* BEGIN Source records *
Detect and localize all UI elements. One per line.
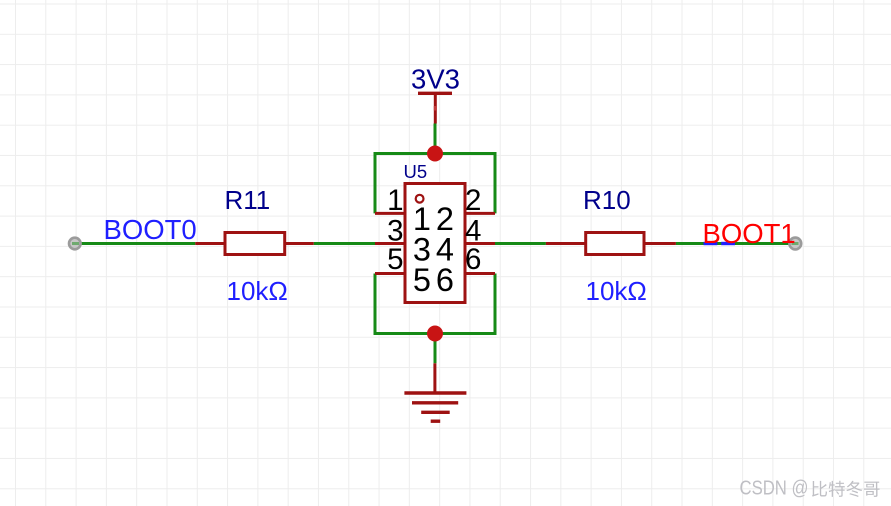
svg-text:BOOT0: BOOT0 <box>104 214 197 245</box>
svg-text:CSDN @: CSDN @ <box>740 477 809 500</box>
svg-text:5: 5 <box>387 243 403 276</box>
svg-text:6: 6 <box>465 243 481 276</box>
svg-text:BOOT1: BOOT1 <box>703 218 796 249</box>
svg-text:1: 1 <box>387 184 403 217</box>
svg-text:2: 2 <box>465 184 481 217</box>
svg-text:3V3: 3V3 <box>411 64 460 95</box>
svg-text:R11: R11 <box>225 185 271 215</box>
svg-text:U5: U5 <box>404 161 428 182</box>
svg-text:10kΩ: 10kΩ <box>586 276 647 306</box>
svg-text:10kΩ: 10kΩ <box>227 276 288 306</box>
svg-text:5: 5 <box>413 262 431 298</box>
svg-text:6: 6 <box>436 262 454 298</box>
svg-text:R10: R10 <box>583 185 631 215</box>
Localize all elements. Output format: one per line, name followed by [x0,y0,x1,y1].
* END Source records *
Task directions: Find every line in the listing above that contains the word "elements" and copy each of those lines in full. Matches must have the same uppercase and lowercase letters.

Response below:
Detect and localize all UI elements. One per line.
Localize all elements. Output format: one per line, name followed by [x0,y0,x1,y1].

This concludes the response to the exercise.